═════ ENTRIES SUPPLIED ═════

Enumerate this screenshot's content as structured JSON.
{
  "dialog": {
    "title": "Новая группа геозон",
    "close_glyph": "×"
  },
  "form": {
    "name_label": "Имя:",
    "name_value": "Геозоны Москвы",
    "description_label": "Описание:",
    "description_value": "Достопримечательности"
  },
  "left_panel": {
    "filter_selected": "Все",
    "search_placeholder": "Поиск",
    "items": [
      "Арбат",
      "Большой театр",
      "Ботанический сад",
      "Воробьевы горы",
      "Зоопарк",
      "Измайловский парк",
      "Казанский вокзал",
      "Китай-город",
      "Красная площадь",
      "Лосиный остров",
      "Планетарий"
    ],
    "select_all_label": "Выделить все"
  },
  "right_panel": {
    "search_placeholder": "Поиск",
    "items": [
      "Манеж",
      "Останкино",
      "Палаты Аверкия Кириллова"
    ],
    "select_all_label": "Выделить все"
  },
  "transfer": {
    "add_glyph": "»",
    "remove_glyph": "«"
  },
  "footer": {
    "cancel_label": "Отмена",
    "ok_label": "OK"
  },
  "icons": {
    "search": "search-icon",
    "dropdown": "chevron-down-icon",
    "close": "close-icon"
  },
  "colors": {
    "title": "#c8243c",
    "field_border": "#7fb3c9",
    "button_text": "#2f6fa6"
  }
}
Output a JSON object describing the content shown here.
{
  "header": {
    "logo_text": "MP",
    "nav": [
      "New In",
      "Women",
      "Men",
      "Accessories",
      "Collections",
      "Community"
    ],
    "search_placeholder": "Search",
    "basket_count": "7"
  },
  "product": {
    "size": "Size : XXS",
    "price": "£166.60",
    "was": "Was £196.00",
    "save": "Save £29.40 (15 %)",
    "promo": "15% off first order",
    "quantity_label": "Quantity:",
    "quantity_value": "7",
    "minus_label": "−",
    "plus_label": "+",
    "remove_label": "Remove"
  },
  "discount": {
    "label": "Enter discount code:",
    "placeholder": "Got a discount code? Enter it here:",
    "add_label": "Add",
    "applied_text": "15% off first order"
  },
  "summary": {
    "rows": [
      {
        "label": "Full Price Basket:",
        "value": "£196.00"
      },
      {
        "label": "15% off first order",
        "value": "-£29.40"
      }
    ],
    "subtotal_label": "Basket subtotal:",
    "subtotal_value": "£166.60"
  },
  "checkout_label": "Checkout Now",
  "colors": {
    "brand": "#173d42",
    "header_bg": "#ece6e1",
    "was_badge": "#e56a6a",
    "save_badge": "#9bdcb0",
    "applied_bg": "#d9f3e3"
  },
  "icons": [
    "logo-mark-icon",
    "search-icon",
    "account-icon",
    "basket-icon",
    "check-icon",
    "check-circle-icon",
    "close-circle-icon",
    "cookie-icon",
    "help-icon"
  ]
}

═════
═════ ENTRIES SUPPLIED ═════

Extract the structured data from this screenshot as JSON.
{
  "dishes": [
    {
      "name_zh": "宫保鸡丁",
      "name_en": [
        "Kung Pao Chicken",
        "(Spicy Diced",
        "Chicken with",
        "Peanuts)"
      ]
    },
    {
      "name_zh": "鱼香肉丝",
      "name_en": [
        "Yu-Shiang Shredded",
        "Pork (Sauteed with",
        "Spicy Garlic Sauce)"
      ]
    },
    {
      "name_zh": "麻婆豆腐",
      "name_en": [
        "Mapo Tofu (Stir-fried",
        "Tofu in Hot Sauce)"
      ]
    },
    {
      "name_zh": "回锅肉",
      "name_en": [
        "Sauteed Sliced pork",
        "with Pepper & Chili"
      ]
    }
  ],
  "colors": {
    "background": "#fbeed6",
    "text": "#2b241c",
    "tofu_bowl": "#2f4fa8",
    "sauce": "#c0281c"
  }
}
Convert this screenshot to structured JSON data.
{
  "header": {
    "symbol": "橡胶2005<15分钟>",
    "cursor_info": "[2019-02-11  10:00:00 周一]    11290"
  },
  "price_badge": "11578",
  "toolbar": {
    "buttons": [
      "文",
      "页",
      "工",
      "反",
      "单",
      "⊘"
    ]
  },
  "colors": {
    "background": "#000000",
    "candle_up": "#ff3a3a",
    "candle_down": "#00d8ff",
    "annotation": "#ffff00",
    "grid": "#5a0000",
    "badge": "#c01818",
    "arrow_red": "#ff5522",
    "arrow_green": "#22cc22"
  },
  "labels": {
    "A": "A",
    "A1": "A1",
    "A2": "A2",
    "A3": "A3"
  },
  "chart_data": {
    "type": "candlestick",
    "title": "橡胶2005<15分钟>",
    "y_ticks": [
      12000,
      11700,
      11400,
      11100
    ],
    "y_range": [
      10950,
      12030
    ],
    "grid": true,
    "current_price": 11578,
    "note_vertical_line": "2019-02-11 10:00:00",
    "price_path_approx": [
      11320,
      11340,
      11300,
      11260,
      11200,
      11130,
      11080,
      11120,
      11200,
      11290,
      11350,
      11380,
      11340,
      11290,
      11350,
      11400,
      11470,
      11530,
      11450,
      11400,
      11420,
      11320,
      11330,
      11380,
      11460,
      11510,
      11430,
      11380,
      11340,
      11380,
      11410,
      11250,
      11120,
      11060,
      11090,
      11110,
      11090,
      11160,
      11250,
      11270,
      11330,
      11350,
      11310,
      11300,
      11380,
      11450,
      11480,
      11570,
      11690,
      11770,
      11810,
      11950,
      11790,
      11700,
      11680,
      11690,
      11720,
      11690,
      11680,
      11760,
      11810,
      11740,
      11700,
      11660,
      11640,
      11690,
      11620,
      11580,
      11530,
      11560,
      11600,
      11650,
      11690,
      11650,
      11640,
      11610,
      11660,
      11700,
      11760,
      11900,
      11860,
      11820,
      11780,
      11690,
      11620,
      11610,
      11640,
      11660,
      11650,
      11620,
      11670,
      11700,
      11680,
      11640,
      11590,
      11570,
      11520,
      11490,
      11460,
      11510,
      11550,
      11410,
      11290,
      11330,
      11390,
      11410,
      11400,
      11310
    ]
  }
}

═════
═════ ENTRIES SUPPLIED ═════

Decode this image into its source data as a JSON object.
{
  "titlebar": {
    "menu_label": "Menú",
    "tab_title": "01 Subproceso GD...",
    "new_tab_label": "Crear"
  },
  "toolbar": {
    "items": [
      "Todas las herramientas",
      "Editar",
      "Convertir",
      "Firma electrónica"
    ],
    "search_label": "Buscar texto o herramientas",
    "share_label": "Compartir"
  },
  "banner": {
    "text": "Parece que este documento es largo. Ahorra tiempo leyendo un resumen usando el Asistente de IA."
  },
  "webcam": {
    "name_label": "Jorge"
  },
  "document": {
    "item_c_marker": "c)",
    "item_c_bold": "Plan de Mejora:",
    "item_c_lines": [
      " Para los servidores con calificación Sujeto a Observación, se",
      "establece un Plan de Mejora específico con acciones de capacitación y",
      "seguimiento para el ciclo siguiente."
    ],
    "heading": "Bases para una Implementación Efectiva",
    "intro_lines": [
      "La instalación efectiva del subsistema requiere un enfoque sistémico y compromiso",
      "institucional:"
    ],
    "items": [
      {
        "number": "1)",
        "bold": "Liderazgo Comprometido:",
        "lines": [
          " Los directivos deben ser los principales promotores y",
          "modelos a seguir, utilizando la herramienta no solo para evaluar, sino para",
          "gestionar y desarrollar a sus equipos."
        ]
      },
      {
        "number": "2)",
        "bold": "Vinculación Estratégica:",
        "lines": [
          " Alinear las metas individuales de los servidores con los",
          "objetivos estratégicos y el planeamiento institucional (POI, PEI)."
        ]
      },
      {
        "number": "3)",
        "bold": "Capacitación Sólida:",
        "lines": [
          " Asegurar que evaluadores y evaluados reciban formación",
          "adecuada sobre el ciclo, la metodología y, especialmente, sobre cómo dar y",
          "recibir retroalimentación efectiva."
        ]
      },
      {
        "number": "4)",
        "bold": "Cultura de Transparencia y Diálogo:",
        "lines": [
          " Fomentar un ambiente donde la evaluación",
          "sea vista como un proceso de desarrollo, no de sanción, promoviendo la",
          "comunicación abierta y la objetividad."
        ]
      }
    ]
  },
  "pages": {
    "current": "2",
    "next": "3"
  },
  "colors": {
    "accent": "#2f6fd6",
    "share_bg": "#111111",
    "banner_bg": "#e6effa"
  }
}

═════

State how many lines include the string "servidores", and nothing more.

EXERCISE OUTPUT
2